— START OF DATA IN THIS EXERCISE —
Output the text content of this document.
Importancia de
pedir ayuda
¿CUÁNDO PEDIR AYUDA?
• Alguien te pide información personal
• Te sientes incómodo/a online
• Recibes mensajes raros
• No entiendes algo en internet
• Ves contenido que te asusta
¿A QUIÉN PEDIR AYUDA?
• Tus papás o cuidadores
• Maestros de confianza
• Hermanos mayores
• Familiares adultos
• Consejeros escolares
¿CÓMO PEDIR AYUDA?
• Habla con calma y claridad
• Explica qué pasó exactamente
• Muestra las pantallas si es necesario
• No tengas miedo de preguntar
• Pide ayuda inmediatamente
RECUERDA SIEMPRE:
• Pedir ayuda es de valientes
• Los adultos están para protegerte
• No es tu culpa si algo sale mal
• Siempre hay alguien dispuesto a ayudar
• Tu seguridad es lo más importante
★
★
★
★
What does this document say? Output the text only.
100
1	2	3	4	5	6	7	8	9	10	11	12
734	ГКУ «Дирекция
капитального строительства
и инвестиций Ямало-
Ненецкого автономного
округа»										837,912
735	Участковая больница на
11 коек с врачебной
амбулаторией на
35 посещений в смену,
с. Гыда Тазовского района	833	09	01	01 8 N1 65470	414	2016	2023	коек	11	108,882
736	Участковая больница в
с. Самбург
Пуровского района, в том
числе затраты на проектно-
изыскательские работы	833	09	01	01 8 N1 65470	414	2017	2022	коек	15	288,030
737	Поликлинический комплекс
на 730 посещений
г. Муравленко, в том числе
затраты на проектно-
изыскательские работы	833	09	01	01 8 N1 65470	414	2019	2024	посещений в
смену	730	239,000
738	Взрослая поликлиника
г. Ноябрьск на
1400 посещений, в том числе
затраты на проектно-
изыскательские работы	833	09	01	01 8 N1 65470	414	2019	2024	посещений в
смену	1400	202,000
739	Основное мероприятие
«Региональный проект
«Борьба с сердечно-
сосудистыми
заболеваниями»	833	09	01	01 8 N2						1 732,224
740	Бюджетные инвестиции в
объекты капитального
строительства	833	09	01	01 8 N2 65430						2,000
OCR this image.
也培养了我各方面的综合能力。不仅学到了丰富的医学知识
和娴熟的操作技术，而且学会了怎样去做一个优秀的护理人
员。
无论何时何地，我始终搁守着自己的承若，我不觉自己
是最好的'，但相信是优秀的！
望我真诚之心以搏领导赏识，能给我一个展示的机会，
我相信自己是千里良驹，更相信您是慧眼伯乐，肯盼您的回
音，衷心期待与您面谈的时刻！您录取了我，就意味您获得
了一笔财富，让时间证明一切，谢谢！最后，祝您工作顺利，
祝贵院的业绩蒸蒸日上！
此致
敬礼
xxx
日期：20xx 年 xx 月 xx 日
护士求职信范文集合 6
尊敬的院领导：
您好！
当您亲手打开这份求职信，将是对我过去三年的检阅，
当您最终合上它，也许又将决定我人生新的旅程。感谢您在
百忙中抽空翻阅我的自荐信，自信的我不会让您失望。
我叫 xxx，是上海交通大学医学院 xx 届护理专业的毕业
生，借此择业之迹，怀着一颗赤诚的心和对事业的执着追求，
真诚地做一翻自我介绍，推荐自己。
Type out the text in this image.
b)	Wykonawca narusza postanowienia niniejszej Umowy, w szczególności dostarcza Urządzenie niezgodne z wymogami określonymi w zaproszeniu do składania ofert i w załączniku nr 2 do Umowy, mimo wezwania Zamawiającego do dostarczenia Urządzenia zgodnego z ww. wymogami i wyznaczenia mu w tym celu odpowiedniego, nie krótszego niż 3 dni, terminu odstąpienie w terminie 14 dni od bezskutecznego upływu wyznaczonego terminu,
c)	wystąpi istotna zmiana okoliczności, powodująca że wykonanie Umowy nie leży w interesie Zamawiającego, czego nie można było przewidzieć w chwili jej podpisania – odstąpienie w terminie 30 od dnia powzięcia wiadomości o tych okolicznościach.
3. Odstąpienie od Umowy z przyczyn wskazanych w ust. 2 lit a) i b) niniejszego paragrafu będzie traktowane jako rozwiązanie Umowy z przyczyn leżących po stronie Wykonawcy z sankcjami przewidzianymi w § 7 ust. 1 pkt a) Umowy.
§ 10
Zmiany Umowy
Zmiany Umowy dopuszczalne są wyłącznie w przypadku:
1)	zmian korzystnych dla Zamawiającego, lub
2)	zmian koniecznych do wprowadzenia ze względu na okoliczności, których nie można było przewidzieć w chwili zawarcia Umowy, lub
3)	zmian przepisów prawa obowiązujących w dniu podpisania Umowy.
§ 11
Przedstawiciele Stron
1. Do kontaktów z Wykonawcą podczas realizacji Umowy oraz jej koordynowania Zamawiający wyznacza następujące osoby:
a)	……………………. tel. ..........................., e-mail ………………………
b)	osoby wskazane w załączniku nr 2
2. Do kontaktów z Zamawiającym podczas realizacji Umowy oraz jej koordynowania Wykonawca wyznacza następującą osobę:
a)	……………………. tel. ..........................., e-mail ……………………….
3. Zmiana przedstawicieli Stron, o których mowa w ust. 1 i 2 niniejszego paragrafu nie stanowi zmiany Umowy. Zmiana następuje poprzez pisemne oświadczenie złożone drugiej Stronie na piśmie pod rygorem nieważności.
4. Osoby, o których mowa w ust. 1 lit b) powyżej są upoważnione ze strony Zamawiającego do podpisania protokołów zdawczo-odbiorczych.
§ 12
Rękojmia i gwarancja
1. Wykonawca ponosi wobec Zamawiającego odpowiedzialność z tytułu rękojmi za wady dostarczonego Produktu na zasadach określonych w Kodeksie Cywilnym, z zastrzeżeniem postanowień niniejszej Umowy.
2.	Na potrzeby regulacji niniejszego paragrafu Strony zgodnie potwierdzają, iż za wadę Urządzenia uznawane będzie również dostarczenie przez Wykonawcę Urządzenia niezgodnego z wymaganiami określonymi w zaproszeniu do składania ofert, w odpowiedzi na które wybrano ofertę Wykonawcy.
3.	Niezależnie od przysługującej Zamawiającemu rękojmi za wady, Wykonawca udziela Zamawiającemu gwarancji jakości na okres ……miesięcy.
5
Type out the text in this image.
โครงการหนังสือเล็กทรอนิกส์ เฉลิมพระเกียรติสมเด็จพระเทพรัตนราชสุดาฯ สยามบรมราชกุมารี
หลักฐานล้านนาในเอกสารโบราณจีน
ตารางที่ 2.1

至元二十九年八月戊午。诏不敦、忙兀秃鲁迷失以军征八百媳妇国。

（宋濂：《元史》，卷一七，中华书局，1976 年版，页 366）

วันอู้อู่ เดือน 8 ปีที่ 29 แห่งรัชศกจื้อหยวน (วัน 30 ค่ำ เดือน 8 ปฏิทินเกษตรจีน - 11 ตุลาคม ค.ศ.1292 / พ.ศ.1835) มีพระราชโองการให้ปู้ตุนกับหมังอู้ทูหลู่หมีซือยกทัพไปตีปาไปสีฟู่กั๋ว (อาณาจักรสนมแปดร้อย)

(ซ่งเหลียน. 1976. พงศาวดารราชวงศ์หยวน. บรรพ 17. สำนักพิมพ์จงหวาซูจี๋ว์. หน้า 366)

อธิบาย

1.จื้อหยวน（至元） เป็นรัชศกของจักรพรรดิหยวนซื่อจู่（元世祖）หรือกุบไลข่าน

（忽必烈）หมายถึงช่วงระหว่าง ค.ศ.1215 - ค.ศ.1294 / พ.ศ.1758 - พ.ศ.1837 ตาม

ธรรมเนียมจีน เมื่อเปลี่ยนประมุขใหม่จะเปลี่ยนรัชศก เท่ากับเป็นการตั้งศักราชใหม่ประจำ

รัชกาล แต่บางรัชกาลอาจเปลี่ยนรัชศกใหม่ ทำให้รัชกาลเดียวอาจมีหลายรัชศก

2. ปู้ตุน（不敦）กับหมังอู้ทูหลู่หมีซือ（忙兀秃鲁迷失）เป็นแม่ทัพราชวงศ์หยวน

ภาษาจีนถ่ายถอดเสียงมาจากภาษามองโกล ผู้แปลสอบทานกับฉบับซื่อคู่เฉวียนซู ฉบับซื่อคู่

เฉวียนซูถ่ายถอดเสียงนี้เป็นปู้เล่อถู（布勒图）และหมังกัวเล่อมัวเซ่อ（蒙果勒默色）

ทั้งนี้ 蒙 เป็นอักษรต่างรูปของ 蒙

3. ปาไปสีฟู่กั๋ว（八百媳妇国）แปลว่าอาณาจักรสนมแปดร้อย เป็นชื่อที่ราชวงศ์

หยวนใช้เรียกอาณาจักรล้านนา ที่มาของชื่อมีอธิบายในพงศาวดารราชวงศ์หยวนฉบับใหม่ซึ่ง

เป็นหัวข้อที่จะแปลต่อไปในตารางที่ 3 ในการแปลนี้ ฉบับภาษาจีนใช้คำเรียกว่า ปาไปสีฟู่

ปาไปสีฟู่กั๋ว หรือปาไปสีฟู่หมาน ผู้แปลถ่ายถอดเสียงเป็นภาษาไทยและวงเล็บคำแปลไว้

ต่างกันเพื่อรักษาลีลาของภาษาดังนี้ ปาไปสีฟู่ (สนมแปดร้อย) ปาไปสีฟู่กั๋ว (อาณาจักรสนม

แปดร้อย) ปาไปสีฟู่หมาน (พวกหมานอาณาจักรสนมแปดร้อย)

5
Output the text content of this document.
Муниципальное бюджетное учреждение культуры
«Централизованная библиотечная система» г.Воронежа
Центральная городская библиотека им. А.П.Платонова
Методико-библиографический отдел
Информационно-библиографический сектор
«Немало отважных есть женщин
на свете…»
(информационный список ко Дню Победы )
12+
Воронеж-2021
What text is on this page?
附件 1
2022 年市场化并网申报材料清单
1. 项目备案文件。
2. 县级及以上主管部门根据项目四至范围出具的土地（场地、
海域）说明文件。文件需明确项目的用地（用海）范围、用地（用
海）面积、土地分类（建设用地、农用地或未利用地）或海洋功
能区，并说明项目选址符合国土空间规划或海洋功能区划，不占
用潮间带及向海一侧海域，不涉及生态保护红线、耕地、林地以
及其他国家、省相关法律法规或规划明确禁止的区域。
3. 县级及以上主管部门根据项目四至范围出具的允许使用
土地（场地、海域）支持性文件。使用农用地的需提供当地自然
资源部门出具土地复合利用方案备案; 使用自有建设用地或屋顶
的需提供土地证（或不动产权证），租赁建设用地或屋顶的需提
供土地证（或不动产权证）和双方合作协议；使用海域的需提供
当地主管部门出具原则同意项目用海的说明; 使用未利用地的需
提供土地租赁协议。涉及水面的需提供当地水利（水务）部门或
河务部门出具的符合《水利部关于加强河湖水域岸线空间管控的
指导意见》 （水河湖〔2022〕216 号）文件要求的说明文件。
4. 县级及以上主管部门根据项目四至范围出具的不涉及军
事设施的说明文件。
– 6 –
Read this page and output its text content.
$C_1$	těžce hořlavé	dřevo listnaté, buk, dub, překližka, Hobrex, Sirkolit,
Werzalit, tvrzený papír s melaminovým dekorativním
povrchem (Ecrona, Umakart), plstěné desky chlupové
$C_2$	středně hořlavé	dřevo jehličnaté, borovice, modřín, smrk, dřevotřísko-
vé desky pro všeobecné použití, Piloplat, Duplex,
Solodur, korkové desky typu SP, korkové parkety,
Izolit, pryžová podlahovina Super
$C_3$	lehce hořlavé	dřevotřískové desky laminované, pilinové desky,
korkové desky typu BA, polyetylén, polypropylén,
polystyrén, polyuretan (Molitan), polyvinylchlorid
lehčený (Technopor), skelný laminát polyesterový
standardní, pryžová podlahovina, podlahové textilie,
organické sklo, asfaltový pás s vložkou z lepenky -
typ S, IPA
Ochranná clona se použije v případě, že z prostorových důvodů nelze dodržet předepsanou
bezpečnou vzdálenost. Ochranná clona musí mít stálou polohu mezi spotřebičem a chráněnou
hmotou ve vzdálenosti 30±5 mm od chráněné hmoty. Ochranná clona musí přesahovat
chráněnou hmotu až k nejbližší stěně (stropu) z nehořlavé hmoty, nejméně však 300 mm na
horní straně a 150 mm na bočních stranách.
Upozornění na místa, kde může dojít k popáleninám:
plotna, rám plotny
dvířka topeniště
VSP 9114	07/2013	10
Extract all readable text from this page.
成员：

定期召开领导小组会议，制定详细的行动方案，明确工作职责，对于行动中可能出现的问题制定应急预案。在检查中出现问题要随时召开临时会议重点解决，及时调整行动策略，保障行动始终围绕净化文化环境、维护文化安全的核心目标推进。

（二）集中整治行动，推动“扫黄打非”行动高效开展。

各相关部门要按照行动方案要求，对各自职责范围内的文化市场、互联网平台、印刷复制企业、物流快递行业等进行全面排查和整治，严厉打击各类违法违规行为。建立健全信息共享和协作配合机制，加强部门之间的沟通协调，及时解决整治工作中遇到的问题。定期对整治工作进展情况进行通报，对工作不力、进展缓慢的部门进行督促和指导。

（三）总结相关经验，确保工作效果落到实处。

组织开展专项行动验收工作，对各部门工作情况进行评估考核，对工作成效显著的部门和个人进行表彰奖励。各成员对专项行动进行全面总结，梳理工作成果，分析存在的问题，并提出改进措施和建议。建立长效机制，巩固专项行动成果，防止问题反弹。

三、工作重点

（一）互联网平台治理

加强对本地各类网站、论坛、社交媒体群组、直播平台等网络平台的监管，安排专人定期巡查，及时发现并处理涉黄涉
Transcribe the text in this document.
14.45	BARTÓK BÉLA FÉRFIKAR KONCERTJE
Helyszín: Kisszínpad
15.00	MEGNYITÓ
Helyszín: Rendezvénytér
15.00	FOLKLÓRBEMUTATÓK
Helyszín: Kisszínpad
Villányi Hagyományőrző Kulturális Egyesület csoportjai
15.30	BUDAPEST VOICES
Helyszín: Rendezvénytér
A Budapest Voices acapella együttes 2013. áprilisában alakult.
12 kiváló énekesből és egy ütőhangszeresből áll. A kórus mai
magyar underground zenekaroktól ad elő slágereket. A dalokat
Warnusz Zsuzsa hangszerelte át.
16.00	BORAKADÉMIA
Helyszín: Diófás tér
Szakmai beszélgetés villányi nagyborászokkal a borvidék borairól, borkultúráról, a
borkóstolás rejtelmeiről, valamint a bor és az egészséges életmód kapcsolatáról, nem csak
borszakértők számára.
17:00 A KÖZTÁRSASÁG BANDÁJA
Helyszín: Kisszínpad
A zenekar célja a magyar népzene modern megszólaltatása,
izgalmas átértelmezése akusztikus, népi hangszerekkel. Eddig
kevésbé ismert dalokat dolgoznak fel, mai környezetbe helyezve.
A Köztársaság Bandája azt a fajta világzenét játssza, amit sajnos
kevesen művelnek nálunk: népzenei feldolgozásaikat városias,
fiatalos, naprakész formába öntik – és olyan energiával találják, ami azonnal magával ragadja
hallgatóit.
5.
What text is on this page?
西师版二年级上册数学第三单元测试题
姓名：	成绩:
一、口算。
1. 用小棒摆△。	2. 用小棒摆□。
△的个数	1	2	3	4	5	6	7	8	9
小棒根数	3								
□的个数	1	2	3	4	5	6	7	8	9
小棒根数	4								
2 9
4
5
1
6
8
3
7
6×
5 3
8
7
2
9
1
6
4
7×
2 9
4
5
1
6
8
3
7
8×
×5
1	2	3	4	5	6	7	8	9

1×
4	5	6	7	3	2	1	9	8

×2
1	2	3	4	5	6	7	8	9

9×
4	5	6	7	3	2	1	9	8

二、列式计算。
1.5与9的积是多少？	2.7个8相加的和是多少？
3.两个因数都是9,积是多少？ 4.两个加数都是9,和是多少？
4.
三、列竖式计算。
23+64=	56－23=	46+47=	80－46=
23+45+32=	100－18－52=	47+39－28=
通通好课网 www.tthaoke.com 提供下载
— END OF DATA IN THIS EXERCISE —
# EXERCISE GOAL:
Say how many lines hold the word "mowa", giving the number and nothing else.

# TASK SOLUTION:
2